**Stated exercise**
Copy out each line of the data holding "Wochen".
-- Start Data supplied --
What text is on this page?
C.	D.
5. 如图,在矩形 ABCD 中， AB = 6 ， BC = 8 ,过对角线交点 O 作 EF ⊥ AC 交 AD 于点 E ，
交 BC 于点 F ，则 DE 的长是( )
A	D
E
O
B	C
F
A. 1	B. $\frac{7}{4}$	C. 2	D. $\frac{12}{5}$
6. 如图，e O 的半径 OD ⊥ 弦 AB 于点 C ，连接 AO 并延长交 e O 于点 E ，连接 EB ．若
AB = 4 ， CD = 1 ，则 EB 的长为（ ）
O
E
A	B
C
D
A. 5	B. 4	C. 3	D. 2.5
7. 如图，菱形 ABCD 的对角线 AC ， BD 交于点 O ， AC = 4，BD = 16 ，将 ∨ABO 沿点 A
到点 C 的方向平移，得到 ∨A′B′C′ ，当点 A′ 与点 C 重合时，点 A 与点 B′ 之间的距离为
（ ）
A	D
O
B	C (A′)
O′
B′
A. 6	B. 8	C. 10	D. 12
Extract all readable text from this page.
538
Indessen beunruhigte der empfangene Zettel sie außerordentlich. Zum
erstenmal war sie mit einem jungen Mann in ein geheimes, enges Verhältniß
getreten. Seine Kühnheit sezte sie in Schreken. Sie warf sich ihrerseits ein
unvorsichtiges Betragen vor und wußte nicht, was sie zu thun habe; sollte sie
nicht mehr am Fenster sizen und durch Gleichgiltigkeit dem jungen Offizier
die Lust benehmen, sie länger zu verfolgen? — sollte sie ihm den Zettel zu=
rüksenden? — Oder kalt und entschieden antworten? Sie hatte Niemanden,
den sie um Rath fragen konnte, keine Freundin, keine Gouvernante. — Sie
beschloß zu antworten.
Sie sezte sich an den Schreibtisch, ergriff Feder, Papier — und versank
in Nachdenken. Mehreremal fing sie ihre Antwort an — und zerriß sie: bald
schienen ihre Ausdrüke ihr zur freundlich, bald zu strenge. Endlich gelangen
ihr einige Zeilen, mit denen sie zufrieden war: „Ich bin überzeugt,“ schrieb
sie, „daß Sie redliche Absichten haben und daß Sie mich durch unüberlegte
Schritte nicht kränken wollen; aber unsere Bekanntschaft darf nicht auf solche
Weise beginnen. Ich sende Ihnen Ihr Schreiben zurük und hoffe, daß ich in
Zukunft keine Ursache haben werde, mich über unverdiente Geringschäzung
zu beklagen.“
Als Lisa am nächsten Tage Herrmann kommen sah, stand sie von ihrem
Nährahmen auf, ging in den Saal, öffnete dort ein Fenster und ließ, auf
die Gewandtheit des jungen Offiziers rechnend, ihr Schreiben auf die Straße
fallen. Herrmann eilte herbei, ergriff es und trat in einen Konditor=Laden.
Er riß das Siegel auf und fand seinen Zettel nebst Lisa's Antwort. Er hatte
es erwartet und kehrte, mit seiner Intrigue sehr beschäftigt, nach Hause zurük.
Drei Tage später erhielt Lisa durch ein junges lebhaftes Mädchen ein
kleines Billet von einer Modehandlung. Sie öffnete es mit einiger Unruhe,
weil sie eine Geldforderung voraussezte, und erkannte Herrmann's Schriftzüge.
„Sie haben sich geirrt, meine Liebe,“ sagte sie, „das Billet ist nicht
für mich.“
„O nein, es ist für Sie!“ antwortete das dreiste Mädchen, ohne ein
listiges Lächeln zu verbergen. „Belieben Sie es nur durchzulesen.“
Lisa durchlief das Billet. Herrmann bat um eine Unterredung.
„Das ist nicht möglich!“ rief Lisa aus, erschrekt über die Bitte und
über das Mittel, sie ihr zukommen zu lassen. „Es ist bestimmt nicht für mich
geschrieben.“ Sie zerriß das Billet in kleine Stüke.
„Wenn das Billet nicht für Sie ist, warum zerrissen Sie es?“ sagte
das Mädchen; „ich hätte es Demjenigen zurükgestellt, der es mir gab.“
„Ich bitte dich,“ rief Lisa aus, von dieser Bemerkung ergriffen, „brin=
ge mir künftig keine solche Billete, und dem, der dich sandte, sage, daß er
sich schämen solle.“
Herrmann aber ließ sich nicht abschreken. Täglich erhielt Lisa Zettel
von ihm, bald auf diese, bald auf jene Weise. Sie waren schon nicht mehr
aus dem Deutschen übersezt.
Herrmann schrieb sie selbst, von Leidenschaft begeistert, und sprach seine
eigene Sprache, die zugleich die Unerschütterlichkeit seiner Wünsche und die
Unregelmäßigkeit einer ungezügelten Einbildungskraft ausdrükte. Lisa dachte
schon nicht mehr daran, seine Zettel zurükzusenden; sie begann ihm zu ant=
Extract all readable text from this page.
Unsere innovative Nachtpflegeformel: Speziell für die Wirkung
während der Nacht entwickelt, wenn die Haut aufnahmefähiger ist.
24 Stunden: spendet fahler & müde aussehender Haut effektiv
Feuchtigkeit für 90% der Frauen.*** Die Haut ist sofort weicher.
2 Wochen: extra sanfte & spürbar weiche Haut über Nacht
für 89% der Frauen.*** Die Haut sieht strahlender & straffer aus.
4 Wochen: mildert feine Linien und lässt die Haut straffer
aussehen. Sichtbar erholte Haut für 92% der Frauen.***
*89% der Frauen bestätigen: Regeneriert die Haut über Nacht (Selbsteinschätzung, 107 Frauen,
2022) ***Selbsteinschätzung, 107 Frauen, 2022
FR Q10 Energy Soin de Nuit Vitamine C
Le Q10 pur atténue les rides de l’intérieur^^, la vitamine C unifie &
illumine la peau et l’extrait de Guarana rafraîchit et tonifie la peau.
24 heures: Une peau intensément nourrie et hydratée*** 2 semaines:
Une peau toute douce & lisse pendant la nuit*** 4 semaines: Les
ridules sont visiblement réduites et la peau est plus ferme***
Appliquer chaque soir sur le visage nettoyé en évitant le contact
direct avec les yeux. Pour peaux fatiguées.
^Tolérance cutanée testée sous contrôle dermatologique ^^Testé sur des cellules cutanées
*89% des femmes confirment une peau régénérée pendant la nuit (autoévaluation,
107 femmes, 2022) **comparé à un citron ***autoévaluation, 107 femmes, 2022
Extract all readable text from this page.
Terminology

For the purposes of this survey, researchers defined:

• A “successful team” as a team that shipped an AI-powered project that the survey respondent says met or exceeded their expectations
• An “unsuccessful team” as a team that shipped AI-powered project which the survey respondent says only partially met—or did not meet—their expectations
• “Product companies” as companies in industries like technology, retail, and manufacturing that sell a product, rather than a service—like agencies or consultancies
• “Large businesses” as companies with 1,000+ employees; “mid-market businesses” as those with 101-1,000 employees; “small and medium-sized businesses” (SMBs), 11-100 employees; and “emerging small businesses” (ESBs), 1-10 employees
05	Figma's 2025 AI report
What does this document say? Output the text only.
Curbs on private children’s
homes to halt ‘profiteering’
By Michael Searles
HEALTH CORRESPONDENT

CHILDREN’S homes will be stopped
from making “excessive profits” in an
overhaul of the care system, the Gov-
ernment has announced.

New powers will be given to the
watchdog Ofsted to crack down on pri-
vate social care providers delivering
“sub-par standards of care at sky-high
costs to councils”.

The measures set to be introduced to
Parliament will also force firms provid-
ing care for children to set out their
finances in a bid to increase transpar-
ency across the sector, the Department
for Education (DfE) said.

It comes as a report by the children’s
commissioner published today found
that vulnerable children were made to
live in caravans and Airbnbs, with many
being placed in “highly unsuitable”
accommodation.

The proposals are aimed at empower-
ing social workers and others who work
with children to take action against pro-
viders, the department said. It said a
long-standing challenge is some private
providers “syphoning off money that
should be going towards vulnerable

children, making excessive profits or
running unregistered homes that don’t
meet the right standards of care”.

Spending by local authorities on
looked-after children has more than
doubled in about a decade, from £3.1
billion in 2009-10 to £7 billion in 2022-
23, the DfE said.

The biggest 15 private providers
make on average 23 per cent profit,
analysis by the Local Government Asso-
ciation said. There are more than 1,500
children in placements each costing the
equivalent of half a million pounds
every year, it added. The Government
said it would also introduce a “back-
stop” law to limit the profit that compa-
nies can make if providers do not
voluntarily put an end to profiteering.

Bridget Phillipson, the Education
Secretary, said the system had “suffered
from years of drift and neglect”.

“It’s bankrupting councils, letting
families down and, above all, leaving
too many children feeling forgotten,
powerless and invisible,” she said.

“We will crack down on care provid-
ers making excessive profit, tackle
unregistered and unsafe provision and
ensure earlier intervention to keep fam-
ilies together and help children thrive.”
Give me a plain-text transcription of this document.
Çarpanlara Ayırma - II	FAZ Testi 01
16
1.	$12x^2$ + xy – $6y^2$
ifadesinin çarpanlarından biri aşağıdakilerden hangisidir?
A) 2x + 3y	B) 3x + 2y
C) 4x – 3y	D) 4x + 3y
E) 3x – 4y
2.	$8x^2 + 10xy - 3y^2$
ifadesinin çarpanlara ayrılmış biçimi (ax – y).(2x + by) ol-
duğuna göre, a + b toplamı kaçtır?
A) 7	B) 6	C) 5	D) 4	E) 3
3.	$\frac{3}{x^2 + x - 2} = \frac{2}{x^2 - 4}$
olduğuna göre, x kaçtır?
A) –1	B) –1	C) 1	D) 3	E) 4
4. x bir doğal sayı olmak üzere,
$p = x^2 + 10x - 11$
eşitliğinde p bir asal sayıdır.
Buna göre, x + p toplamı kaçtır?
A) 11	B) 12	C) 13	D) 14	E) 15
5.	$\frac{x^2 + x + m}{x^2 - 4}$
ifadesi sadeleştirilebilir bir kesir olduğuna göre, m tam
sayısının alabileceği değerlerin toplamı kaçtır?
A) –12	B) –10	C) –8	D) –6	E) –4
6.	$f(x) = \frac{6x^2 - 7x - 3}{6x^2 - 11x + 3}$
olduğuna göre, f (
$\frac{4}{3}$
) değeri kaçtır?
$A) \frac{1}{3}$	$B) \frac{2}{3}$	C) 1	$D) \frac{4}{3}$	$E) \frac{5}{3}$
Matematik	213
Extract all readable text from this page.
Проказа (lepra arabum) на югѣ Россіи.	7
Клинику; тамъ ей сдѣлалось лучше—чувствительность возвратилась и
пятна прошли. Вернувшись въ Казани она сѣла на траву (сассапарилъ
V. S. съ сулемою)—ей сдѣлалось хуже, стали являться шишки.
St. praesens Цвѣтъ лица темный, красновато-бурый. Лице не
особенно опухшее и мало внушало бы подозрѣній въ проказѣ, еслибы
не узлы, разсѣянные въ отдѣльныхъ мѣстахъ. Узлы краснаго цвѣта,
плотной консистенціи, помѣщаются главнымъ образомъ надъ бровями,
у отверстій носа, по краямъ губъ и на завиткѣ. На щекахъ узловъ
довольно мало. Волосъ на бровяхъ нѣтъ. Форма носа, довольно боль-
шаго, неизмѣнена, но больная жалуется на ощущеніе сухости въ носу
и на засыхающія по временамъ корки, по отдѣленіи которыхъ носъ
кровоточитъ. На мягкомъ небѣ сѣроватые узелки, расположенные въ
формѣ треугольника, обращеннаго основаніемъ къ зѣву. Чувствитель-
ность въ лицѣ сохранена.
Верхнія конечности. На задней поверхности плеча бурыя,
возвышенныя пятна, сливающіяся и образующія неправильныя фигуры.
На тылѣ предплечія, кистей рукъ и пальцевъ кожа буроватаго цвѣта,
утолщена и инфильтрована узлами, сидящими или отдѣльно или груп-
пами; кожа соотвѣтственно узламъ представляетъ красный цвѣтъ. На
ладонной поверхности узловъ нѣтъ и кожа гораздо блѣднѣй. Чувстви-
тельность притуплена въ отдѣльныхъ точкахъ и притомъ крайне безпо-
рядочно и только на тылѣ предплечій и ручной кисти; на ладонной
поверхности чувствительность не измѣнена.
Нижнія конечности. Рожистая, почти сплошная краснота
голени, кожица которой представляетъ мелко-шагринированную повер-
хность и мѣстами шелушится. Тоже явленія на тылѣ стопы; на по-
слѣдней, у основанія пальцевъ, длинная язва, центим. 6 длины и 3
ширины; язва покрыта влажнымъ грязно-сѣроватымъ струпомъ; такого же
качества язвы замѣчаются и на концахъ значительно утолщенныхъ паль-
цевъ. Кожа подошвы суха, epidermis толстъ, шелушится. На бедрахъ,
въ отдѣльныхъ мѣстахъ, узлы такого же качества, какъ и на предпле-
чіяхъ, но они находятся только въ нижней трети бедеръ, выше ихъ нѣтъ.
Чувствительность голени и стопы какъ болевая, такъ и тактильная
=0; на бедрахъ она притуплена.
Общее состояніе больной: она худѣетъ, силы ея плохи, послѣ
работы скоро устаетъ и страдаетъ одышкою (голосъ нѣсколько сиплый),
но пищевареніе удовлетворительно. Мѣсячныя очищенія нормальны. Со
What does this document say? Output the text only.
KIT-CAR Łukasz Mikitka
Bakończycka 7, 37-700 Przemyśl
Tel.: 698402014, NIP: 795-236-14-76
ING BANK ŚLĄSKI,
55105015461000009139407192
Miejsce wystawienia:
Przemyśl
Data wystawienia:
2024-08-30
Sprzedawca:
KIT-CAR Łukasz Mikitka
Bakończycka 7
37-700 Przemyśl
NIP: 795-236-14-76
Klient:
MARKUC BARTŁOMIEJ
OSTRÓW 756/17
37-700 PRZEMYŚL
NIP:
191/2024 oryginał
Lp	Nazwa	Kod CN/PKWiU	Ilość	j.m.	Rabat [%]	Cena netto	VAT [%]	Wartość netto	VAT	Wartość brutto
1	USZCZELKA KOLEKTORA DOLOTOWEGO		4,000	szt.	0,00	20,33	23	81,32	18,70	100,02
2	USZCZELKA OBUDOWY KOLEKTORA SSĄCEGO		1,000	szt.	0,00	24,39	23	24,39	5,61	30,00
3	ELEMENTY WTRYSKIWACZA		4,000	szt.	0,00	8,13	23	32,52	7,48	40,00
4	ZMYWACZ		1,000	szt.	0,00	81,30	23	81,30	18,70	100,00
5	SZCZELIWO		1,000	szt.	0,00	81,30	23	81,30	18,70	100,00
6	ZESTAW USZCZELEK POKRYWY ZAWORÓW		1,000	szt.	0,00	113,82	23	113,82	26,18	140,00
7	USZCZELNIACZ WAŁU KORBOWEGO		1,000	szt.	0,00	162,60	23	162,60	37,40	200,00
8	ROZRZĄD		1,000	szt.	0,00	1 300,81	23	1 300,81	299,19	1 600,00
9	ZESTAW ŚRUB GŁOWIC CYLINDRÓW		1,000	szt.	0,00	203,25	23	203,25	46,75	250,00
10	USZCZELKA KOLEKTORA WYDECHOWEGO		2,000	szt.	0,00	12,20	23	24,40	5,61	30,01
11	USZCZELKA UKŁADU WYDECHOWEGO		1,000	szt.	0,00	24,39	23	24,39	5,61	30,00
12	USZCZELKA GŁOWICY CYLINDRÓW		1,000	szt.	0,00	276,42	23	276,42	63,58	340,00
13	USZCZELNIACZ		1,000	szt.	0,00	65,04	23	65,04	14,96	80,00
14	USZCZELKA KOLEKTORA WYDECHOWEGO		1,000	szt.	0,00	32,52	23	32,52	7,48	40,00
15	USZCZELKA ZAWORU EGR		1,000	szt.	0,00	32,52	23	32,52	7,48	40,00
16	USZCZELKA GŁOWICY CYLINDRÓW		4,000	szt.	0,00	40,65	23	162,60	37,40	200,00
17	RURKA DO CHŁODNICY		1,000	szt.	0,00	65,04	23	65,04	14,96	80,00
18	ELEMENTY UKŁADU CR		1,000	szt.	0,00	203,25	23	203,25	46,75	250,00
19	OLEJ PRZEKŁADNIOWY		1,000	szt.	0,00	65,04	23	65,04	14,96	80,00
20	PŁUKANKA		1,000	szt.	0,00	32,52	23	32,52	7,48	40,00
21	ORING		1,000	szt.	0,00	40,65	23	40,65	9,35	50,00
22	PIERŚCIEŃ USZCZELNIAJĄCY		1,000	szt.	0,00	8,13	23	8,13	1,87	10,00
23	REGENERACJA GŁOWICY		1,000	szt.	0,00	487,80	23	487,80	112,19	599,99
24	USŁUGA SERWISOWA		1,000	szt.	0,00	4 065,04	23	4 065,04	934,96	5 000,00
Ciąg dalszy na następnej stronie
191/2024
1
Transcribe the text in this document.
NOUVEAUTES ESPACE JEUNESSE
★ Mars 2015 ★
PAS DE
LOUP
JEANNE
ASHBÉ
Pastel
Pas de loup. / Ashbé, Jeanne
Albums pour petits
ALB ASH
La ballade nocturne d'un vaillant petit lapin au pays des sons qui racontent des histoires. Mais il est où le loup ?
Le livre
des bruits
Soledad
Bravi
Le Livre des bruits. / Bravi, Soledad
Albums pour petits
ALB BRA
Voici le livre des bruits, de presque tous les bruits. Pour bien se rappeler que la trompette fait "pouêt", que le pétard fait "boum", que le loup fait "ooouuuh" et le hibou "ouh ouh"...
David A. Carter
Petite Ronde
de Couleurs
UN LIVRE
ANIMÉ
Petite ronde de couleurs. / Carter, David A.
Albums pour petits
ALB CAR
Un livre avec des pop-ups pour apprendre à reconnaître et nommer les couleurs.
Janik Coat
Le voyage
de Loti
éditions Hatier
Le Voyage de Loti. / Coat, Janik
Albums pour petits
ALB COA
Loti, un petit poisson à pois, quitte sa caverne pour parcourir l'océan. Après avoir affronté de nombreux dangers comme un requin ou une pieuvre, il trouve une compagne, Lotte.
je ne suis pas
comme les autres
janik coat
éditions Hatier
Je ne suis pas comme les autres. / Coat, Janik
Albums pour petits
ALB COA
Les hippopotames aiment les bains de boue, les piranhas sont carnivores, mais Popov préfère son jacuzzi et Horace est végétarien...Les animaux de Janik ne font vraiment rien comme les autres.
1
-- End Data supplied --
**Reply to the task**
2 Wochen: extra sanfte & spürbar weiche Haut über Nacht
4 Wochen: mildert feine Linien und lässt die Haut straffer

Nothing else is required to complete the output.